*TASK BRIEF*: Report the count of lines below that include "следующей", without any other text.

*AVAILABLE RECORDS*:
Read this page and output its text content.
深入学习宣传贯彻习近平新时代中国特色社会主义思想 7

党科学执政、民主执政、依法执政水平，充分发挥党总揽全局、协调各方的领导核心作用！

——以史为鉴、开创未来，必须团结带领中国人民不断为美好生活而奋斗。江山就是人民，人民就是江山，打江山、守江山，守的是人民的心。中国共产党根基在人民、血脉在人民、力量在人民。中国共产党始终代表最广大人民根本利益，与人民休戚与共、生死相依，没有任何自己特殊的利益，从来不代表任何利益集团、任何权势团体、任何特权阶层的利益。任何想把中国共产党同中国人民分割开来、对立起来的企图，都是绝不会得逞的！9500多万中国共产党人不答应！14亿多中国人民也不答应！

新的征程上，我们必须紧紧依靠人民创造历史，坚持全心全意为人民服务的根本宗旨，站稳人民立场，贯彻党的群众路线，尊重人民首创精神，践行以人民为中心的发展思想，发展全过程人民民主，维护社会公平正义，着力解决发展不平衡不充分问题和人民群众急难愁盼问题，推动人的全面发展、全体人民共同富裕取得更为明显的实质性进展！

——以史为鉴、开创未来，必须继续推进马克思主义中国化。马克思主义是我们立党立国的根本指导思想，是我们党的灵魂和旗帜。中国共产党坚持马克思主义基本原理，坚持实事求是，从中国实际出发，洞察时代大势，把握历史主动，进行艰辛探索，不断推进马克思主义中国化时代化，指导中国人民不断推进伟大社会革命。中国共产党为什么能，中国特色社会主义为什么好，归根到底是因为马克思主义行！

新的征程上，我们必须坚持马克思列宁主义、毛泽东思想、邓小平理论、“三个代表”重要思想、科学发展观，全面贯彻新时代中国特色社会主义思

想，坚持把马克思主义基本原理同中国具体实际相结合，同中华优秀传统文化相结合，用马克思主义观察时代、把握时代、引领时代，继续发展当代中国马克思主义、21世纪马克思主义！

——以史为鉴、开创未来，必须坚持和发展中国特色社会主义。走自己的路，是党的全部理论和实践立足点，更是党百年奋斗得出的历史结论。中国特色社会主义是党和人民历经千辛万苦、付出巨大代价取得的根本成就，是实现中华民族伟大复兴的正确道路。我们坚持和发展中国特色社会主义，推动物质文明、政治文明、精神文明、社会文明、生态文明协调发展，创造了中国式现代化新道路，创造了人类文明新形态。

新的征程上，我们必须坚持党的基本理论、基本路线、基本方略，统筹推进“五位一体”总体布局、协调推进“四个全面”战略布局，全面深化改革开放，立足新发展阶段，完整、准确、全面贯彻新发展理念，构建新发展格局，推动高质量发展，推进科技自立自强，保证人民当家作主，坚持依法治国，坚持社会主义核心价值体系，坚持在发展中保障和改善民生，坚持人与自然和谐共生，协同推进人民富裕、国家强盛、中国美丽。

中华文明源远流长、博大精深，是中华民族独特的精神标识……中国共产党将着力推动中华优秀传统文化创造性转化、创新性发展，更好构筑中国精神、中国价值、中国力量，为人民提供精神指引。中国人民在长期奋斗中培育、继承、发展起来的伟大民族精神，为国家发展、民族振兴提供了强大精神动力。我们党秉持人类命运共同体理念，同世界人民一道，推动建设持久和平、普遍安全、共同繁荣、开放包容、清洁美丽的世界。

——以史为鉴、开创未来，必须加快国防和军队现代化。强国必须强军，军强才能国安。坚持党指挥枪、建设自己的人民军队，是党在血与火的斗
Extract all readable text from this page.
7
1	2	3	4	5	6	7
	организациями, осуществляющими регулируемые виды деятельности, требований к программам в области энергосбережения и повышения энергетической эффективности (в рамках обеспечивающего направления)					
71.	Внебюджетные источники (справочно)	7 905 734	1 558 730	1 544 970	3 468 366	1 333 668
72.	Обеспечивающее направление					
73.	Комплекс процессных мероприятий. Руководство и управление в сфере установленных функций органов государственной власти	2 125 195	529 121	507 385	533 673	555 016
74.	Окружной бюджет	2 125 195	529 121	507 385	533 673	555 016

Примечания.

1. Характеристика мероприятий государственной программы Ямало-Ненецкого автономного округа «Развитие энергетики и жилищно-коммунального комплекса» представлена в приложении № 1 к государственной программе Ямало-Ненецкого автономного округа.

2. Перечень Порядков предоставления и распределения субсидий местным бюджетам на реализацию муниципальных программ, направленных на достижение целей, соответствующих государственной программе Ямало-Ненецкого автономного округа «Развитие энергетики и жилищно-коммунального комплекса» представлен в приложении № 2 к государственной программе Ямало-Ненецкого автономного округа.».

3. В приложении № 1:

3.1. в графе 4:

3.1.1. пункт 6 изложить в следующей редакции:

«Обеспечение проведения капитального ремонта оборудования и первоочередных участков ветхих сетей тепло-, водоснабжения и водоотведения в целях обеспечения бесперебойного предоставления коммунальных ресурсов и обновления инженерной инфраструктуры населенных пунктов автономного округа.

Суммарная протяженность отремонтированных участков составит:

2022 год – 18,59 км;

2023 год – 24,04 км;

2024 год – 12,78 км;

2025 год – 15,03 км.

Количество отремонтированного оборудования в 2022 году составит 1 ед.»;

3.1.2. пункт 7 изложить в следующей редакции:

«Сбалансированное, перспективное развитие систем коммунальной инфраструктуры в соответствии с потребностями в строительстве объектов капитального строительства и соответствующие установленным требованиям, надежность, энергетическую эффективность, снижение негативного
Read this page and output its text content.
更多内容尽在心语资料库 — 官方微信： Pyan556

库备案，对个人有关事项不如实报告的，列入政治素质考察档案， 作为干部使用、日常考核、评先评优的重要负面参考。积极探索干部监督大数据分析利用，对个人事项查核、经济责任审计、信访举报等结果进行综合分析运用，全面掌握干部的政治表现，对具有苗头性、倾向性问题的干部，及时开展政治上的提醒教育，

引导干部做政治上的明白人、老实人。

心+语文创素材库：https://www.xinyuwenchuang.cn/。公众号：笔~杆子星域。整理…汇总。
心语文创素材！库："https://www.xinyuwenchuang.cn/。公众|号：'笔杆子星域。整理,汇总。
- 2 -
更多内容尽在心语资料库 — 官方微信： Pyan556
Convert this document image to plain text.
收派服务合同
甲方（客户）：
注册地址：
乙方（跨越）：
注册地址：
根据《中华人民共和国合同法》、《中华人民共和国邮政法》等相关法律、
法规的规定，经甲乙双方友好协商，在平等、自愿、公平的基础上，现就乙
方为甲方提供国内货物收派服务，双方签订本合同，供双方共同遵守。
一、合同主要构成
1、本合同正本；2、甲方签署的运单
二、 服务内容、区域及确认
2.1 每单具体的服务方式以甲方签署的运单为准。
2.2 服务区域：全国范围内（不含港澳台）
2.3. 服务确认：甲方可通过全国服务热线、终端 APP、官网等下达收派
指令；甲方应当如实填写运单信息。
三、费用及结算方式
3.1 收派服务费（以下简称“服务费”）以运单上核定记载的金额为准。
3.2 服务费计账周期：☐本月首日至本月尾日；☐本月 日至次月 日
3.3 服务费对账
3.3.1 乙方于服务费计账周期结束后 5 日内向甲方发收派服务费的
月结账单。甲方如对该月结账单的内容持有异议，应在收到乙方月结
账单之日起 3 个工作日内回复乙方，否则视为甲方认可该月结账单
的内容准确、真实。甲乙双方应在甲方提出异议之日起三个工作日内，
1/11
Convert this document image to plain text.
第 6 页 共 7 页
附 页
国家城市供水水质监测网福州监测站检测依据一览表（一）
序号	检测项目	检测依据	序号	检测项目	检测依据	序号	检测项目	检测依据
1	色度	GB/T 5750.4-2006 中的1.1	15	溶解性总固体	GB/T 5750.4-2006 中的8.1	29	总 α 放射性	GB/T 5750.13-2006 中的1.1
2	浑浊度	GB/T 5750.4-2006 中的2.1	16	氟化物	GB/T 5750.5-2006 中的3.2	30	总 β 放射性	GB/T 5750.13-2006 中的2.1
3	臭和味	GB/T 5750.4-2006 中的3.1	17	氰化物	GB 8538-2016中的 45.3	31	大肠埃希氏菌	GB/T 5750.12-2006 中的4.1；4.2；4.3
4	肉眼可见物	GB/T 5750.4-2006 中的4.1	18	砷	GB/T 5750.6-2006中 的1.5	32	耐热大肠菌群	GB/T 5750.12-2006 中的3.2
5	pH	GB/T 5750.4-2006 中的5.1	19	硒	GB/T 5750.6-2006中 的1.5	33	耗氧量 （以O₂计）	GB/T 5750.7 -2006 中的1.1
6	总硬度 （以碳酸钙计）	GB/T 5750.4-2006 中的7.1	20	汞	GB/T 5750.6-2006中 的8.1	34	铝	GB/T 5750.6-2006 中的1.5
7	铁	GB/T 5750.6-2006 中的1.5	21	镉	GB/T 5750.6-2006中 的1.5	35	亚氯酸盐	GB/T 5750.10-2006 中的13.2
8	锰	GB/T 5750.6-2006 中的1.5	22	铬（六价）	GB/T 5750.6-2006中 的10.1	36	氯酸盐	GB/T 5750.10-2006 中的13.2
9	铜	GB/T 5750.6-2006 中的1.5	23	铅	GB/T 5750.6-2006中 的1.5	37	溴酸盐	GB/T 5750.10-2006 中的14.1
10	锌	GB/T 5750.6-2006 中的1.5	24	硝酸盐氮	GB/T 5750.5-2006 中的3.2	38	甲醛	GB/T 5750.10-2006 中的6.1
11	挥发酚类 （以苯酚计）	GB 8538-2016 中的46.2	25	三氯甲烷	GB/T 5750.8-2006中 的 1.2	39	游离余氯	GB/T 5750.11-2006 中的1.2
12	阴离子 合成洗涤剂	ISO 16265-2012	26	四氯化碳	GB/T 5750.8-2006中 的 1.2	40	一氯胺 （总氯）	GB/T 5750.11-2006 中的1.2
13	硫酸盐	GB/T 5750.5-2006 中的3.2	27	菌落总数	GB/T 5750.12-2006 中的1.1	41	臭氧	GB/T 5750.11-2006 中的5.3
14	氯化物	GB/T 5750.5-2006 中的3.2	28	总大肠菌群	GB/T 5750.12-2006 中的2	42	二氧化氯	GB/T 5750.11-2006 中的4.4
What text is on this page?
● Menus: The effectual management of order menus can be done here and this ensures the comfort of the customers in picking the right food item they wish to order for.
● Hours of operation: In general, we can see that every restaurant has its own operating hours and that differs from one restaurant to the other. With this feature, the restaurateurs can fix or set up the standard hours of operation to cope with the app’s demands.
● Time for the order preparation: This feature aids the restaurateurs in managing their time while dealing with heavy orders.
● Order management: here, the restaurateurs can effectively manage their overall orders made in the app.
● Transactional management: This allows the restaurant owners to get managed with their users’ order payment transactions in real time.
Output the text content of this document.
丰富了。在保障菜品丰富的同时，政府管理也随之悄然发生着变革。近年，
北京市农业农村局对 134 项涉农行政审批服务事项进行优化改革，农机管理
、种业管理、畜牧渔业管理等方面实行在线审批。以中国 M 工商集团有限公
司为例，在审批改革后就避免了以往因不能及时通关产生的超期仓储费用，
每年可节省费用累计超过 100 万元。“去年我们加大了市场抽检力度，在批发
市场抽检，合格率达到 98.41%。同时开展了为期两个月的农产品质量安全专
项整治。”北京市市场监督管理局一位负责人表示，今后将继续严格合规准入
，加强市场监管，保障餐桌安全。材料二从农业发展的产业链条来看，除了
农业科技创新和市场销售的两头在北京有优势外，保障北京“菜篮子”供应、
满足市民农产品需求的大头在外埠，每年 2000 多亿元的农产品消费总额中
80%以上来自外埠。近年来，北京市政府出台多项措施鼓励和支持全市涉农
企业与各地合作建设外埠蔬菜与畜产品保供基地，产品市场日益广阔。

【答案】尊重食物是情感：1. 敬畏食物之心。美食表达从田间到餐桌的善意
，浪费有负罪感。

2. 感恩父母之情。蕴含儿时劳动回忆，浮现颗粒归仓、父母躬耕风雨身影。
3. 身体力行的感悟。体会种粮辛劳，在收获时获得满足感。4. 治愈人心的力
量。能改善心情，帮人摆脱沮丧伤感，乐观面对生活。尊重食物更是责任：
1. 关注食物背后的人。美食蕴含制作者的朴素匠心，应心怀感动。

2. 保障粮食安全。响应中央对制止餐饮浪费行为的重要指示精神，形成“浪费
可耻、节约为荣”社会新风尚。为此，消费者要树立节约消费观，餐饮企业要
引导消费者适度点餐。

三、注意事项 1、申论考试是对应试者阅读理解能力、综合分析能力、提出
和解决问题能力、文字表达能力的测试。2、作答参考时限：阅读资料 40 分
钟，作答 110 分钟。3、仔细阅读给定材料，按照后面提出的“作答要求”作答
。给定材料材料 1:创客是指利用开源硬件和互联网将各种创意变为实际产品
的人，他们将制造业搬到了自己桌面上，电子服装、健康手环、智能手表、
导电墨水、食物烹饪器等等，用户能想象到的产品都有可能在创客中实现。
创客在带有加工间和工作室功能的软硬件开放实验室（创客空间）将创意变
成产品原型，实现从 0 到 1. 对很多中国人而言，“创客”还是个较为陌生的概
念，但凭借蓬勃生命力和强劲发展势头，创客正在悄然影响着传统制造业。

*ANSWER TO THE TASK*: 2